Extract every record, keeping each one exactly as it is.

Supplied data
>> BEGIN
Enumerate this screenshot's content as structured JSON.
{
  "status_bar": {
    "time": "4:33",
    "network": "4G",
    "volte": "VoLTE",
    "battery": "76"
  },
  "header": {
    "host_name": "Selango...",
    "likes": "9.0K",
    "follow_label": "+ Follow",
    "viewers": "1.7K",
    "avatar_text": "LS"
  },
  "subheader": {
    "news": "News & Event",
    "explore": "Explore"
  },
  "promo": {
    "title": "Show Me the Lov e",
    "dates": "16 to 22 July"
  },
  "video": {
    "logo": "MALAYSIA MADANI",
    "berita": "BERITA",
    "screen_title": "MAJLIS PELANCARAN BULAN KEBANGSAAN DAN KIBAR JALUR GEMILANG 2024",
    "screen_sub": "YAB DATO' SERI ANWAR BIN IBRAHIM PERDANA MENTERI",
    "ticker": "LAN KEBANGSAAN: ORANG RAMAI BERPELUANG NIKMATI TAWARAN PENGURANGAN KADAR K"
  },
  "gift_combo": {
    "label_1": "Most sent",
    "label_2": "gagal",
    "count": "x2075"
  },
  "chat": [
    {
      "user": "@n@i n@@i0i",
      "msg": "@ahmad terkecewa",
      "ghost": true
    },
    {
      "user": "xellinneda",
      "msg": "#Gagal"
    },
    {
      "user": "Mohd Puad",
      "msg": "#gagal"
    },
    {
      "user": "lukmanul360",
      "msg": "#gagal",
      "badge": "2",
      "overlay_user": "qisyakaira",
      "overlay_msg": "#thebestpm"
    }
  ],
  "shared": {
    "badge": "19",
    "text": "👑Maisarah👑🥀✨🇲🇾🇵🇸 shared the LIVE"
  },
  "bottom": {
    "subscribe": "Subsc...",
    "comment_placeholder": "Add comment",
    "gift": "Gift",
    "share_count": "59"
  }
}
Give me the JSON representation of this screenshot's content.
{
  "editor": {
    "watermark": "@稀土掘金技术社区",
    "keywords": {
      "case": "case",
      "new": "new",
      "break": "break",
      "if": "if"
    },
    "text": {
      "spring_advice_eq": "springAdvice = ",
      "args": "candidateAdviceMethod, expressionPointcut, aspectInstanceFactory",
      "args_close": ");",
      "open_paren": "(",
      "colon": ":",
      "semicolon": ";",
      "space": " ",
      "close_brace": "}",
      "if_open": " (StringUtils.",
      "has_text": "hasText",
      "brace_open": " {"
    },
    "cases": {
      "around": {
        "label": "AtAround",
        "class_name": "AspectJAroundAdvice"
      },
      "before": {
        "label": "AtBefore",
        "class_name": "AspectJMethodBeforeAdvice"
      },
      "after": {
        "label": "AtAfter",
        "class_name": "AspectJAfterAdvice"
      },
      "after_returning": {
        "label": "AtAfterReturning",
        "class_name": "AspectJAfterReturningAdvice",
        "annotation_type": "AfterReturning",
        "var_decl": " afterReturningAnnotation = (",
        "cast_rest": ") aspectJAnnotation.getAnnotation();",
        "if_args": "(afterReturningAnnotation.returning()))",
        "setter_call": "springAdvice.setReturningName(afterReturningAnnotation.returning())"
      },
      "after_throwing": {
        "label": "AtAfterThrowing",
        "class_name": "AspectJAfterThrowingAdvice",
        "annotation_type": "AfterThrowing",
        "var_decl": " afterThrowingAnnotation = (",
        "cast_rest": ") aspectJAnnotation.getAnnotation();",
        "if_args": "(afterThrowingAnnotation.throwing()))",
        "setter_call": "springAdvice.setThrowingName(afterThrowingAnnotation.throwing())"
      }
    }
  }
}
>> END
Written solution
Enumerate this screenshot's content as structured JSON.
{
  "status_bar": {
    "time": "4:33",
    "network": "4G",
    "volte": "VoLTE",
    "battery": "76"
  },
  "header": {
    "host_name": "Selango...",
    "likes": "9.0K",
    "follow_label": "+ Follow",
    "viewers": "1.7K",
    "avatar_text": "LS"
  },
  "subheader": {
    "news": "News & Event",
    "explore": "Explore"
  },
  "promo": {
    "title": "Show Me the Lov e",
    "dates": "16 to 22 July"
  },
  "video": {
    "logo": "MALAYSIA MADANI",
    "berita": "BERITA",
    "screen_title": "MAJLIS PELANCARAN BULAN KEBANGSAAN DAN KIBAR JALUR GEMILANG 2024",
    "screen_sub": "YAB DATO' SERI ANWAR BIN IBRAHIM PERDANA MENTERI",
    "ticker": "LAN KEBANGSAAN: ORANG RAMAI BERPELUANG NIKMATI TAWARAN PENGURANGAN KADAR K"
  },
  "gift_combo": {
    "label_1": "Most sent",
    "label_2": "gagal",
    "count": "x2075"
  },
  "chat": [
    {
      "user": "@n@i n@@i0i",
      "msg": "@ahmad terkecewa",
      "ghost": true
    },
    {
      "user": "xellinneda",
      "msg": "#Gagal"
    },
    {
      "user": "Mohd Puad",
      "msg": "#gagal"
    },
    {
      "user": "lukmanul360",
      "msg": "#gagal",
      "badge": "2",
      "overlay_user": "qisyakaira",
      "overlay_msg": "#thebestpm"
    }
  ],
  "shared": {
    "badge": "19",
    "text": "👑Maisarah👑🥀✨🇲🇾🇵🇸 shared the LIVE"
  },
  "bottom": {
    "subscribe": "Subsc...",
    "comment_placeholder": "Add comment",
    "gift": "Gift",
    "share_count": "59"
  }
}
Give me the JSON representation of this screenshot's content.
{
  "editor": {
    "watermark": "@稀土掘金技术社区",
    "keywords": {
      "case": "case",
      "new": "new",
      "break": "break",
      "if": "if"
    },
    "text": {
      "spring_advice_eq": "springAdvice = ",
      "args": "candidateAdviceMethod, expressionPointcut, aspectInstanceFactory",
      "args_close": ");",
      "open_paren": "(",
      "colon": ":",
      "semicolon": ";",
      "space": " ",
      "close_brace": "}",
      "if_open": " (StringUtils.",
      "has_text": "hasText",
      "brace_open": " {"
    },
    "cases": {
      "around": {
        "label": "AtAround",
        "class_name": "AspectJAroundAdvice"
      },
      "before": {
        "label": "AtBefore",
        "class_name": "AspectJMethodBeforeAdvice"
      },
      "after": {
        "label": "AtAfter",
        "class_name": "AspectJAfterAdvice"
      },
      "after_returning": {
        "label": "AtAfterReturning",
        "class_name": "AspectJAfterReturningAdvice",
        "annotation_type": "AfterReturning",
        "var_decl": " afterReturningAnnotation = (",
        "cast_rest": ") aspectJAnnotation.getAnnotation();",
        "if_args": "(afterReturningAnnotation.returning()))",
        "setter_call": "springAdvice.setReturningName(afterReturningAnnotation.returning())"
      },
      "after_throwing": {
        "label": "AtAfterThrowing",
        "class_name": "AspectJAfterThrowingAdvice",
        "annotation_type": "AfterThrowing",
        "var_decl": " afterThrowingAnnotation = (",
        "cast_rest": ") aspectJAnnotation.getAnnotation();",
        "if_args": "(afterThrowingAnnotation.throwing()))",
        "setter_call": "springAdvice.setThrowingName(afterThrowingAnnotation.throwing())"
      }
    }
  }
}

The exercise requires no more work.